-- START OF DATA LISTING --
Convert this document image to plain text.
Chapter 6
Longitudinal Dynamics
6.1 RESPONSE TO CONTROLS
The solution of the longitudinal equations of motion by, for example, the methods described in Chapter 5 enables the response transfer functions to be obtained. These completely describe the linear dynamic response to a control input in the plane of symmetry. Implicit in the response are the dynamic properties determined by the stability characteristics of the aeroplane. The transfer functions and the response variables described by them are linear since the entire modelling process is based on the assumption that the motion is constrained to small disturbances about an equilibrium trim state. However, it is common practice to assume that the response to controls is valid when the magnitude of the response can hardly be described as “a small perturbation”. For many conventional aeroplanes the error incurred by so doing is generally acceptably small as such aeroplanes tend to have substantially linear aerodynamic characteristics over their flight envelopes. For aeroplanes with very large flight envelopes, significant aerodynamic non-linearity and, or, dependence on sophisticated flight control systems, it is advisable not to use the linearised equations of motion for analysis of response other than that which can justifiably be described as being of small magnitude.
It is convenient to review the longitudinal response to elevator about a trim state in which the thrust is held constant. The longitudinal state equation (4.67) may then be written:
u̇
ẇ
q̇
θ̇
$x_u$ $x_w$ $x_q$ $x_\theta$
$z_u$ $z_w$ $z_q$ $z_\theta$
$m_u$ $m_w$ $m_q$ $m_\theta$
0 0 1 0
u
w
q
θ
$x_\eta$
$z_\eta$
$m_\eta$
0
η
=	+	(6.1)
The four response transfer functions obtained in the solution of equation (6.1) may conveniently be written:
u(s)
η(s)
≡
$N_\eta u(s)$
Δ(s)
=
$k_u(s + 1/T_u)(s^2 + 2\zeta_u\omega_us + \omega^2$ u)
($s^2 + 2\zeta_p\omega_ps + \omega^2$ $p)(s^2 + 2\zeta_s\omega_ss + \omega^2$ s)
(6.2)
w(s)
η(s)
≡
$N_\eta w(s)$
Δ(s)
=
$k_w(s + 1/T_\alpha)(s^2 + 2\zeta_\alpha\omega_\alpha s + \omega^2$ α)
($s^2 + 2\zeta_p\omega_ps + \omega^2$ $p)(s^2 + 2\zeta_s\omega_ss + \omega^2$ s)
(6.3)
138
-- END OF DATA LISTING --
WORK INSTRUCTIONS:
Please repeat the listing above in full and exactly.

TASK ANSWER:
Convert this document image to plain text.
Chapter 6
Longitudinal Dynamics
6.1 RESPONSE TO CONTROLS
The solution of the longitudinal equations of motion by, for example, the methods described in Chapter 5 enables the response transfer functions to be obtained. These completely describe the linear dynamic response to a control input in the plane of symmetry. Implicit in the response are the dynamic properties determined by the stability characteristics of the aeroplane. The transfer functions and the response variables described by them are linear since the entire modelling process is based on the assumption that the motion is constrained to small disturbances about an equilibrium trim state. However, it is common practice to assume that the response to controls is valid when the magnitude of the response can hardly be described as “a small perturbation”. For many conventional aeroplanes the error incurred by so doing is generally acceptably small as such aeroplanes tend to have substantially linear aerodynamic characteristics over their flight envelopes. For aeroplanes with very large flight envelopes, significant aerodynamic non-linearity and, or, dependence on sophisticated flight control systems, it is advisable not to use the linearised equations of motion for analysis of response other than that which can justifiably be described as being of small magnitude.
It is convenient to review the longitudinal response to elevator about a trim state in which the thrust is held constant. The longitudinal state equation (4.67) may then be written:
u̇
ẇ
q̇
θ̇
$x_u$ $x_w$ $x_q$ $x_\theta$
$z_u$ $z_w$ $z_q$ $z_\theta$
$m_u$ $m_w$ $m_q$ $m_\theta$
0 0 1 0
u
w
q
θ
$x_\eta$
$z_\eta$
$m_\eta$
0
η
=	+	(6.1)
The four response transfer functions obtained in the solution of equation (6.1) may conveniently be written:
u(s)
η(s)
≡
$N_\eta u(s)$
Δ(s)
=
$k_u(s + 1/T_u)(s^2 + 2\zeta_u\omega_us + \omega^2$ u)
($s^2 + 2\zeta_p\omega_ps + \omega^2$ $p)(s^2 + 2\zeta_s\omega_ss + \omega^2$ s)
(6.2)
w(s)
η(s)
≡
$N_\eta w(s)$
Δ(s)
=
$k_w(s + 1/T_\alpha)(s^2 + 2\zeta_\alpha\omega_\alpha s + \omega^2$ α)
($s^2 + 2\zeta_p\omega_ps + \omega^2$ $p)(s^2 + 2\zeta_s\omega_ss + \omega^2$ s)
(6.3)
138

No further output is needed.